Carry none of the pictures over; write out the complete data exactly.

[Dataset items]
— Begin —
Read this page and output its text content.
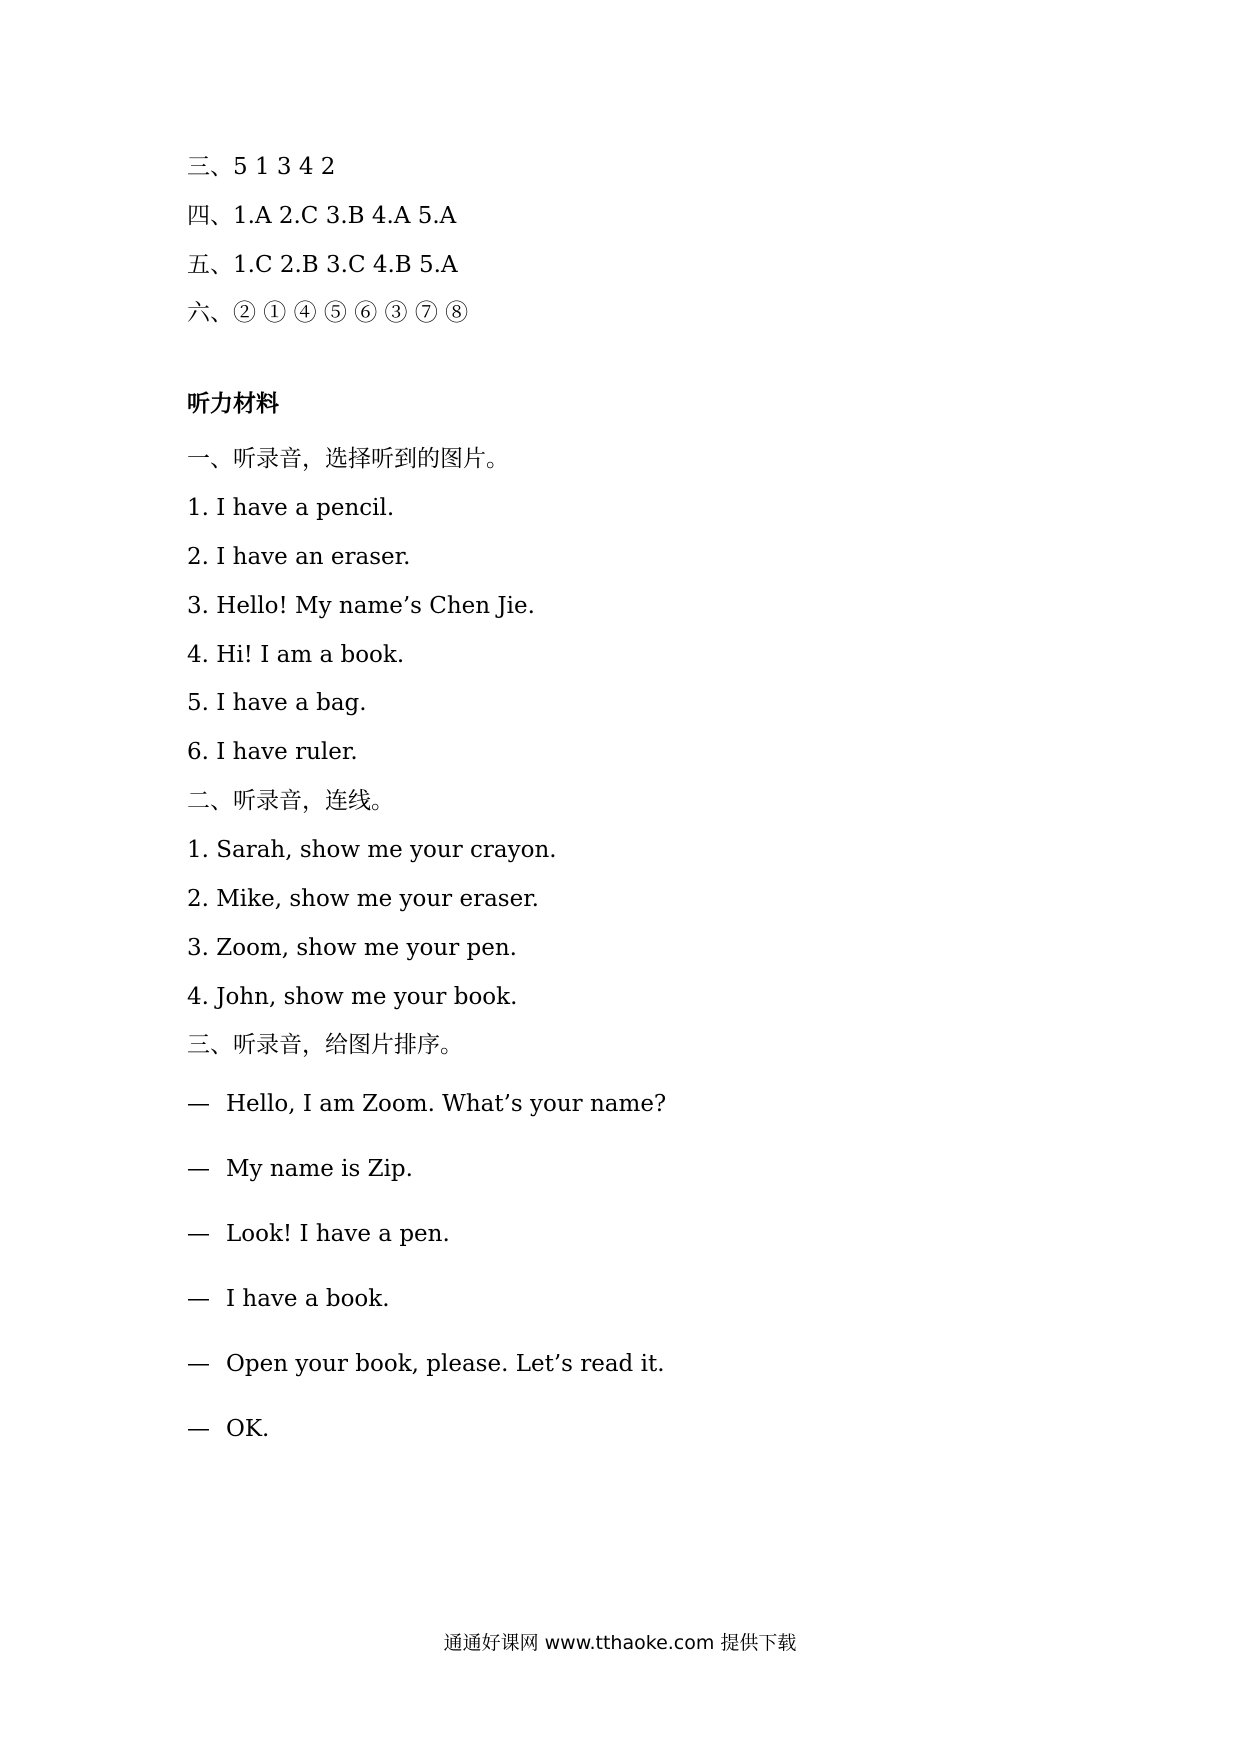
三、5 1 3 4 2
四、1.A 2.C 3.B 4.A 5.A
五、1.C 2.B 3.C 4.B 5.A
六、② ① ④ ⑤ ⑥ ③ ⑦ ⑧
听力材料
一、听录音，选择听到的图片。
1. I have a pencil.
2. I have an eraser.
3. Hello! My name’s Chen Jie.
4. Hi! I am a book.
5. I have a bag.
6. I have ruler.
二、听录音，连线。
1. Sarah, show me your crayon.
2. Mike, show me your eraser.
3. Zoom, show me your pen.
4. John, show me your book.
三、听录音，给图片排序。
— Hello, I am Zoom. What’s your name?
— My name is Zip.
— Look! I have a pen.
— I have a book.
— Open your book, please. Let’s read it.
— OK.
通通好课网 www.tthaoke.com 提供下载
— End —
**Response for this exercise:**
Read this page and output its text content.
三、5 1 3 4 2
四、1.A 2.C 3.B 4.A 5.A
五、1.C 2.B 3.C 4.B 5.A
六、② ① ④ ⑤ ⑥ ③ ⑦ ⑧
听力材料
一、听录音，选择听到的图片。
1. I have a pencil.
2. I have an eraser.
3. Hello! My name’s Chen Jie.
4. Hi! I am a book.
5. I have a bag.
6. I have ruler.
二、听录音，连线。
1. Sarah, show me your crayon.
2. Mike, show me your eraser.
3. Zoom, show me your pen.
4. John, show me your book.
三、听录音，给图片排序。
— Hello, I am Zoom. What’s your name?
— My name is Zip.
— Look! I have a pen.
— I have a book.
— Open your book, please. Let’s read it.
— OK.
通通好课网 www.tthaoke.com 提供下载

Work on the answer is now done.